The World Health Organisation (WHO) and the global campaign against headaches “lifting the burden” published an Atlas of headache disorders and resources in the world 2011. The main points of this key publication of the WHO about headaches describe the current supply situation and the necessary steps towards a timely improvement of the diagnostic and treatment of headache disorders:
- Headache disorders are ubiquitous, prevalent and disabling. Yet they are under-recognized, under- diagnosed and under-treated worldwide:
- a minority of people with headache disorders are professionally diagnosed;
- management guidelines are used routinely in 55 % of responding countries, but much less commonly in low-income countries;
- despite there being a range of drugs with efficacy against headache, countries in all income categories identify non-availability of appropriate medication as a barrier to best management;
- worldwide, only four hours are committed to headache disorders in formal undergraduate medical training, and lack of education is seen as the key issue impeding good management of headache;
- illness that could be relieved is not, and burdens, both individual and societal, persist unnecessarily;
- financial costs to society through lost productivity are enormous.
- Among proposals for change: better professional education ranks far above all
- a third of responding countries also recommend improved organization and delivery of health care for headache.
- Given the very high indirect costs of headache, greater investment in health care that treats headache effectively may well be cost-saving overall.

Required work
Reproduce the summary of the WHO headache atlas, starting with "- Among proposals" and going on through "care for headache.", updated so that "professional education" becomes "clinical education".

Provided records
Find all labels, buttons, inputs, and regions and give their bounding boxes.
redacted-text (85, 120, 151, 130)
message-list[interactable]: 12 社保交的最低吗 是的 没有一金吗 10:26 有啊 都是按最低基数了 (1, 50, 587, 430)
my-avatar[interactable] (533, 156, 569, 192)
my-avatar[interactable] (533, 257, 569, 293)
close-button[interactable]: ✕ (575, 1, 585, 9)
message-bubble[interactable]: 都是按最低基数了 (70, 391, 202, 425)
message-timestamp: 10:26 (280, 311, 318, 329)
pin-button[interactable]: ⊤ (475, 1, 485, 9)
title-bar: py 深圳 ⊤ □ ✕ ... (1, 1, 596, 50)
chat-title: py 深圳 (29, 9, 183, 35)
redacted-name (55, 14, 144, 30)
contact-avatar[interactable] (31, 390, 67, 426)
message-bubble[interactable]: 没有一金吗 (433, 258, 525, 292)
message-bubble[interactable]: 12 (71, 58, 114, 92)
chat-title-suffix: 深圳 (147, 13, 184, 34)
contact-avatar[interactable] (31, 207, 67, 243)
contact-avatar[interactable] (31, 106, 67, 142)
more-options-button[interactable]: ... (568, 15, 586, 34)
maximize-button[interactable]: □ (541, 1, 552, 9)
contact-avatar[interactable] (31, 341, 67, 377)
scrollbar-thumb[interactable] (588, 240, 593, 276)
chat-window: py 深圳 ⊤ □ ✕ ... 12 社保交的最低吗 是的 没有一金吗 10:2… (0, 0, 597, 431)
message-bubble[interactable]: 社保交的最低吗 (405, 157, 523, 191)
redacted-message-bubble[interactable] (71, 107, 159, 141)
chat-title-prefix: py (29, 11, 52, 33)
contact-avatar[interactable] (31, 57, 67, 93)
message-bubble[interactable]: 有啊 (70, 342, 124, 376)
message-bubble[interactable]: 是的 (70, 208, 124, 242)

Response
- Among proposals for change: better clinical education ranks far above all
- a third of responding countries also recommend improved organization and delivery of health care for headache.